* Materials provided:
○ ○ ○
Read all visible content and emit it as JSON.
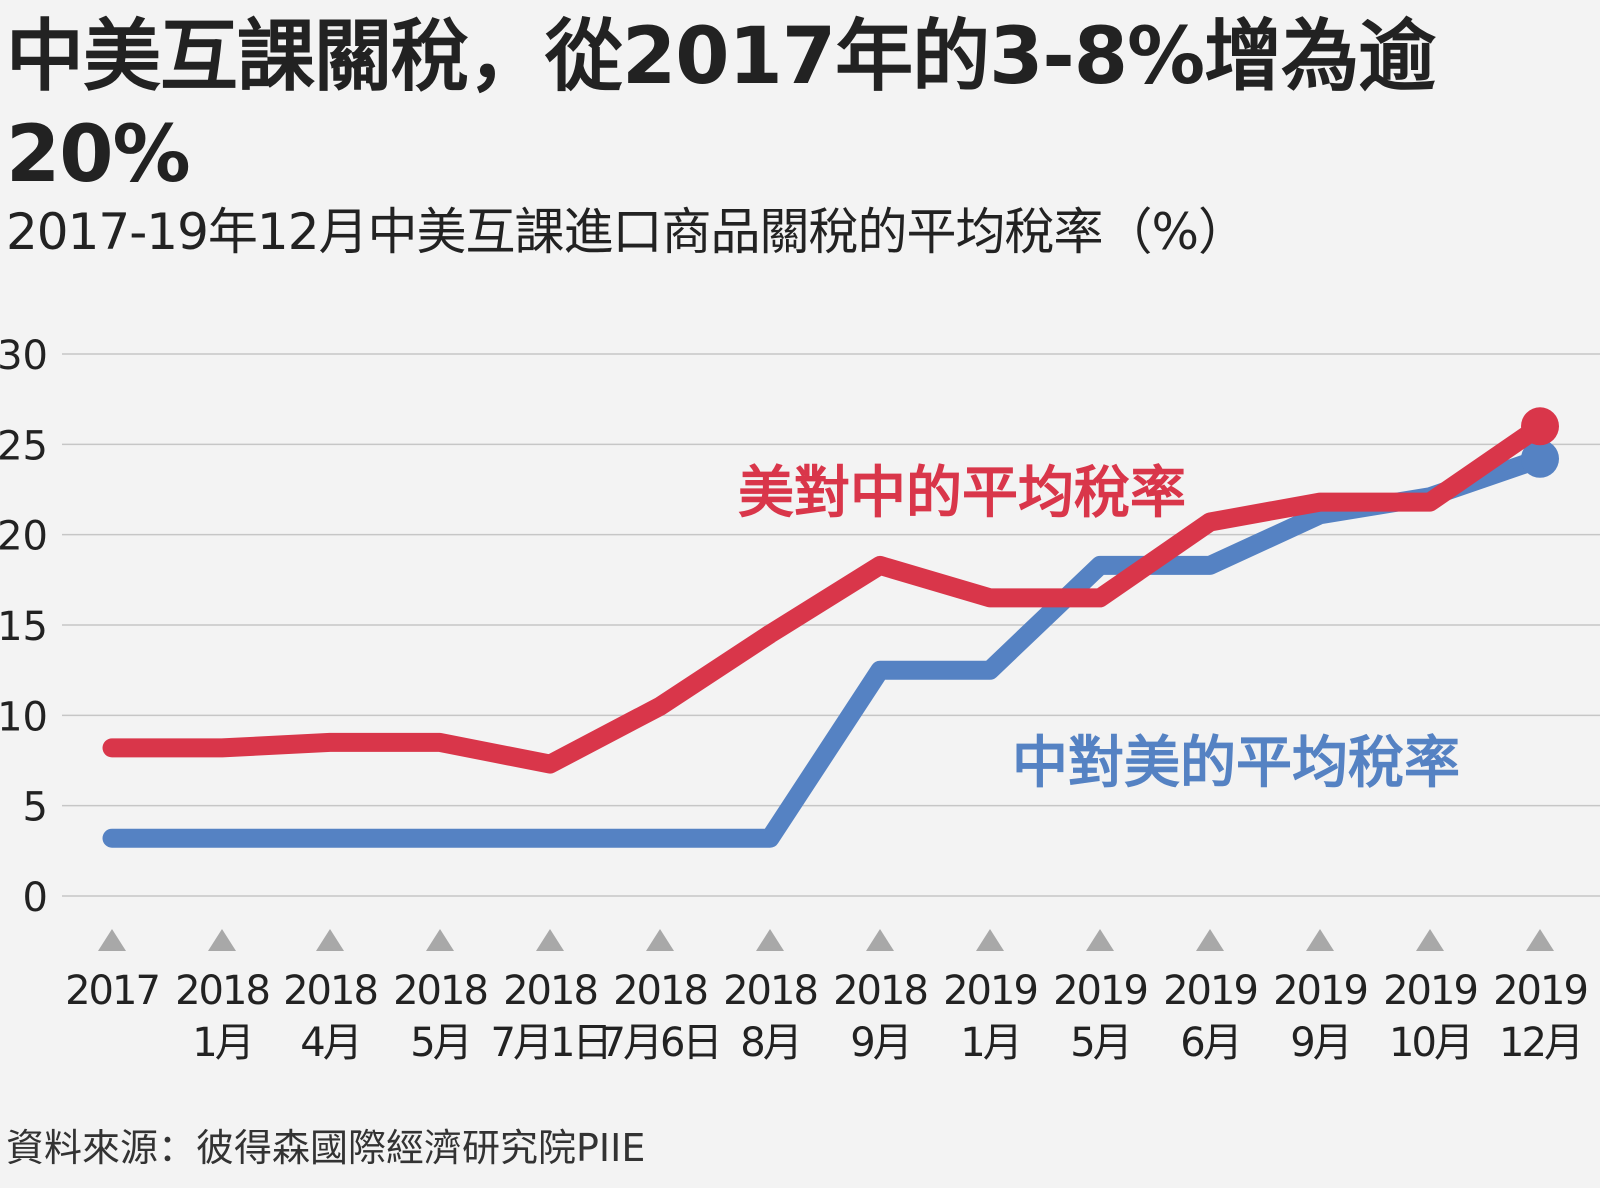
{
  "title": "中美互課關稅，從2017年的3-8%增為逾20%",
  "subtitle": "2017-19年12月中美互課進口商品關稅的平均稅率（%）",
  "source": "資料來源：彼得森國際經濟研究院PIIE",
  "chart_data": {
    "type": "line",
    "categories": [
      [
        "2017",
        ""
      ],
      [
        "2018",
        "1月"
      ],
      [
        "2018",
        "4月"
      ],
      [
        "2018",
        "5月"
      ],
      [
        "2018",
        "7月1日"
      ],
      [
        "2018",
        "7月6日"
      ],
      [
        "2018",
        "8月"
      ],
      [
        "2018",
        "9月"
      ],
      [
        "2019",
        "1月"
      ],
      [
        "2019",
        "5月"
      ],
      [
        "2019",
        "6月"
      ],
      [
        "2019",
        "9月"
      ],
      [
        "2019",
        "10月"
      ],
      [
        "2019",
        "12月"
      ]
    ],
    "yticks": [
      "0",
      "5",
      "10",
      "15",
      "20",
      "25",
      "30"
    ],
    "ylim": [
      0,
      30
    ],
    "grid": true,
    "series": [
      {
        "name": "美對中的平均稅率",
        "color": "#d9364a",
        "values": [
          8.2,
          8.2,
          8.5,
          8.5,
          7.3,
          10.5,
          14.5,
          18.3,
          16.5,
          16.5,
          20.7,
          21.8,
          21.8,
          26.0
        ]
      },
      {
        "name": "中對美的平均稅率",
        "color": "#5582c3",
        "values": [
          3.2,
          3.2,
          3.2,
          3.2,
          3.2,
          3.2,
          3.2,
          12.5,
          12.5,
          18.3,
          18.3,
          21.1,
          22.1,
          24.2
        ]
      }
    ]
  }
}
○ ○ ○
* Aim: Give every record back exactly as it reads, with no images.

* Result for this exercise:
Read all visible content and emit it as JSON.
{
  "title": "中美互課關稅，從2017年的3-8%增為逾20%",
  "subtitle": "2017-19年12月中美互課進口商品關稅的平均稅率（%）",
  "source": "資料來源：彼得森國際經濟研究院PIIE",
  "chart_data": {
    "type": "line",
    "categories": [
      [
        "2017",
        ""
      ],
      [
        "2018",
        "1月"
      ],
      [
        "2018",
        "4月"
      ],
      [
        "2018",
        "5月"
      ],
      [
        "2018",
        "7月1日"
      ],
      [
        "2018",
        "7月6日"
      ],
      [
        "2018",
        "8月"
      ],
      [
        "2018",
        "9月"
      ],
      [
        "2019",
        "1月"
      ],
      [
        "2019",
        "5月"
      ],
      [
        "2019",
        "6月"
      ],
      [
        "2019",
        "9月"
      ],
      [
        "2019",
        "10月"
      ],
      [
        "2019",
        "12月"
      ]
    ],
    "yticks": [
      "0",
      "5",
      "10",
      "15",
      "20",
      "25",
      "30"
    ],
    "ylim": [
      0,
      30
    ],
    "grid": true,
    "series": [
      {
        "name": "美對中的平均稅率",
        "color": "#d9364a",
        "values": [
          8.2,
          8.2,
          8.5,
          8.5,
          7.3,
          10.5,
          14.5,
          18.3,
          16.5,
          16.5,
          20.7,
          21.8,
          21.8,
          26.0
        ]
      },
      {
        "name": "中對美的平均稅率",
        "color": "#5582c3",
        "values": [
          3.2,
          3.2,
          3.2,
          3.2,
          3.2,
          3.2,
          3.2,
          12.5,
          12.5,
          18.3,
          18.3,
          21.1,
          22.1,
          24.2
        ]
      }
    ]
  }
}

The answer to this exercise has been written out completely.